[Stored records]
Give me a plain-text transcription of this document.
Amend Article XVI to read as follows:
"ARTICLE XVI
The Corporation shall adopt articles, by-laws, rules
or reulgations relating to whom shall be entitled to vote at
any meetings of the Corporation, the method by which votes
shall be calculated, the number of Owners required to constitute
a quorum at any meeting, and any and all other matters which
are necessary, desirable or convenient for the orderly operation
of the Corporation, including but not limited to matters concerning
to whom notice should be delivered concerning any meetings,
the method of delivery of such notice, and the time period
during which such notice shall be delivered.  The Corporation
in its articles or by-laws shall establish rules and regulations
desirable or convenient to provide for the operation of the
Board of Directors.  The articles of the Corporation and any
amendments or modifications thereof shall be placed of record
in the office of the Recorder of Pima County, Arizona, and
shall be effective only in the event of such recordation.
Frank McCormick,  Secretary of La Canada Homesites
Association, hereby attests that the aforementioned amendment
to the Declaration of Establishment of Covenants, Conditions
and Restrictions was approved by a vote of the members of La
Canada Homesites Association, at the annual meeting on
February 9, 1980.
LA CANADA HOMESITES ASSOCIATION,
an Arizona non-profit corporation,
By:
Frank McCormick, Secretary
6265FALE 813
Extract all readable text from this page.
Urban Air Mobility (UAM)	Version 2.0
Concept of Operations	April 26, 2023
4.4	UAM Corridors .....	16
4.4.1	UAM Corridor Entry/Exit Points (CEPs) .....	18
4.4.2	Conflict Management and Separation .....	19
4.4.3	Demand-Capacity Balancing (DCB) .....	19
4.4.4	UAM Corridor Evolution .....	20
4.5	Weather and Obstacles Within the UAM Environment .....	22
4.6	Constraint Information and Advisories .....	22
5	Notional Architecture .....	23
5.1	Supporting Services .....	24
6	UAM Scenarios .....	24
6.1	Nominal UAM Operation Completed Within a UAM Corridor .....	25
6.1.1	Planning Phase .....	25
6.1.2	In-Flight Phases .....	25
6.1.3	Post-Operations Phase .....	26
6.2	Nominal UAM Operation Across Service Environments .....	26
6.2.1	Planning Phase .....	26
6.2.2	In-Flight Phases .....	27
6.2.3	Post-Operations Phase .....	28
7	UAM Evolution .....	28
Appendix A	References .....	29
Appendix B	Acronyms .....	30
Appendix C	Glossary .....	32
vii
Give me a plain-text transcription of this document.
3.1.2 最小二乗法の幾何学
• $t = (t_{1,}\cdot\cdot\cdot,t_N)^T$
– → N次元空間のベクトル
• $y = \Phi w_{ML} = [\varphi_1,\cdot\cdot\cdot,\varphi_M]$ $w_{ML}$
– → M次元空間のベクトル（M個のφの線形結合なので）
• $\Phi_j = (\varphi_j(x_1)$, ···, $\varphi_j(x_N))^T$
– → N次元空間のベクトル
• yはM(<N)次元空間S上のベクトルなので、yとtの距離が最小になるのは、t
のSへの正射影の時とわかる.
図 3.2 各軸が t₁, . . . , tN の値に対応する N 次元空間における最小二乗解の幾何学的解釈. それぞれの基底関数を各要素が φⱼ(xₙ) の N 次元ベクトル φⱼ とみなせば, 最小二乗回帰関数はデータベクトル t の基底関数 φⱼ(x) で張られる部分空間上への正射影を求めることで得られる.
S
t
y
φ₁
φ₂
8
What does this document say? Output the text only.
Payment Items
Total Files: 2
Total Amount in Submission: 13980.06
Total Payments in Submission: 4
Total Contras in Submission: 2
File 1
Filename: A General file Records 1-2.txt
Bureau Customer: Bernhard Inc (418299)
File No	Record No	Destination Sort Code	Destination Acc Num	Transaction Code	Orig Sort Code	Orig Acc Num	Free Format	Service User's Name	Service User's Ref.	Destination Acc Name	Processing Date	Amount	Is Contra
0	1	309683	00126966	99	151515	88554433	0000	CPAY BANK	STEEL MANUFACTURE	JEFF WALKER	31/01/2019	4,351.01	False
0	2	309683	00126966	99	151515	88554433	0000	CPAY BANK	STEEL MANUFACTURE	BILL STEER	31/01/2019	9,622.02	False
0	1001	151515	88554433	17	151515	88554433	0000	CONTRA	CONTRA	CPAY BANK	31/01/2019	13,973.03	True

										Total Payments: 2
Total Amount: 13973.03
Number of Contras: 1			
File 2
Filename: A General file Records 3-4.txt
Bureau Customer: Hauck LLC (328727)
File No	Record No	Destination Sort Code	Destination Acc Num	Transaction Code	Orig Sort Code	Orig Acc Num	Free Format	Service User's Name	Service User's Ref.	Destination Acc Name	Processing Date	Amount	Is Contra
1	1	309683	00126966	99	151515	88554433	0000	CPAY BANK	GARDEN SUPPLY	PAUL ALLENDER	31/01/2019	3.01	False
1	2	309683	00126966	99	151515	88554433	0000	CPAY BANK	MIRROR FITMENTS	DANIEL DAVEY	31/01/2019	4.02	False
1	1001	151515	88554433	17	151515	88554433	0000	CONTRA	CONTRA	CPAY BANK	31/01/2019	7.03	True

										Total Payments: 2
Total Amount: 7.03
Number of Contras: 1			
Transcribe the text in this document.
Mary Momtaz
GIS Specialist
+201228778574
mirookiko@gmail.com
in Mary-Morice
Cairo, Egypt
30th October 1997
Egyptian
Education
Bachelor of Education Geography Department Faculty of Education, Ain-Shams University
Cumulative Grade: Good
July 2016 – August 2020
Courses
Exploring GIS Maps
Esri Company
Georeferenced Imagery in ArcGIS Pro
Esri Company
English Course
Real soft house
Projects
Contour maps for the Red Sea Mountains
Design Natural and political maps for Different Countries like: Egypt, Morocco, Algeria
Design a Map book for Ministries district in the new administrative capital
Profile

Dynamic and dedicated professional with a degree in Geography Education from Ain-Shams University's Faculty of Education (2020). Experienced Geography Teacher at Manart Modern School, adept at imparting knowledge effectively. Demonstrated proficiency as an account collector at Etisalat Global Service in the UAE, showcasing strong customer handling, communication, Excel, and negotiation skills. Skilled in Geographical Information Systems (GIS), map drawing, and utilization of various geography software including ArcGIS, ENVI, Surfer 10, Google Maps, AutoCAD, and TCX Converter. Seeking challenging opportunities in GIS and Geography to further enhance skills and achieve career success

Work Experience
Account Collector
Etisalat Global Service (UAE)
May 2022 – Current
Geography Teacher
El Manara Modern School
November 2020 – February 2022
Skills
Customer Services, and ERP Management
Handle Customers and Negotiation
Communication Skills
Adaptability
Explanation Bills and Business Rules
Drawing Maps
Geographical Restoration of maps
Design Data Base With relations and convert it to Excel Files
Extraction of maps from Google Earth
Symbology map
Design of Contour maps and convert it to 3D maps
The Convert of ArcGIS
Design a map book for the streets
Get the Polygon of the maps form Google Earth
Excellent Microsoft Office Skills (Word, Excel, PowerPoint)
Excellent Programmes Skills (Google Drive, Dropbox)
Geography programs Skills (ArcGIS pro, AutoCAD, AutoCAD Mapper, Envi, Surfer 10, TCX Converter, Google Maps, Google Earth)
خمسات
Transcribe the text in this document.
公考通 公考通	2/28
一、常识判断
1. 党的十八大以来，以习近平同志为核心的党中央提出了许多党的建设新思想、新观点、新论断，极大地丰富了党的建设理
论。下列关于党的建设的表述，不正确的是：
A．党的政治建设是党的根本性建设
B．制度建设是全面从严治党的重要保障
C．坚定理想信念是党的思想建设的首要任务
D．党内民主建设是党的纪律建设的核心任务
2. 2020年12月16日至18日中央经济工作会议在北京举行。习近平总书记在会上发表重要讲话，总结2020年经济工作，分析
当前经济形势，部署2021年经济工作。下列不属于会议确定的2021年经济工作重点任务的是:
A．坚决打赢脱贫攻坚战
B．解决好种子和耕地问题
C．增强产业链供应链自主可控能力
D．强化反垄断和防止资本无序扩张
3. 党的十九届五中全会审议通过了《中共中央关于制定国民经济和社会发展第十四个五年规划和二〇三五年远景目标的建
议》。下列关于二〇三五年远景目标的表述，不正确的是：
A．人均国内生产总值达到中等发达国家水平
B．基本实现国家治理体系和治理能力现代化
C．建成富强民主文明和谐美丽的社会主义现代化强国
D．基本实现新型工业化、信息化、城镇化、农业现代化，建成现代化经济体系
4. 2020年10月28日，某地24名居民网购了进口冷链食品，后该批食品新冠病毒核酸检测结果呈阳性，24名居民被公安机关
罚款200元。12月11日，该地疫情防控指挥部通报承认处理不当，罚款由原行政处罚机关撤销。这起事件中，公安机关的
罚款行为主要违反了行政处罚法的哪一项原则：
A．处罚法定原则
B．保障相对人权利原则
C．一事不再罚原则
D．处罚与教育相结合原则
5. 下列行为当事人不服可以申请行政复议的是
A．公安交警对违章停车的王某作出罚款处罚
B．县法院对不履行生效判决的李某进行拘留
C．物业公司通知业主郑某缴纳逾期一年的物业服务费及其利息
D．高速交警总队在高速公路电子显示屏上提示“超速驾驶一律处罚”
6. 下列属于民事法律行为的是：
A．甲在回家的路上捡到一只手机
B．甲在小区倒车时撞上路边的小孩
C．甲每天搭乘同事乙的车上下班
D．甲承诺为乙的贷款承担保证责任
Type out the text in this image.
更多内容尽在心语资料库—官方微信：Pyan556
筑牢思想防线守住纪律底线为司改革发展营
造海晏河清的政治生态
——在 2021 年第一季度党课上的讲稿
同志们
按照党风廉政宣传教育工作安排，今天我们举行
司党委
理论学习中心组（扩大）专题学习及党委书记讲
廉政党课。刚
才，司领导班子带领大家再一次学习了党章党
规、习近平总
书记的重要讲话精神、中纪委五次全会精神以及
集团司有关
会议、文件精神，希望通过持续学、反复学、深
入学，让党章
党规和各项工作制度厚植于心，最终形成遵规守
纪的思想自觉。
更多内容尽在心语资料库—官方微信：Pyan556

== Job ==
Count every line of the records that holds the string "cdot". Write only the total.

== Result of this task ==
2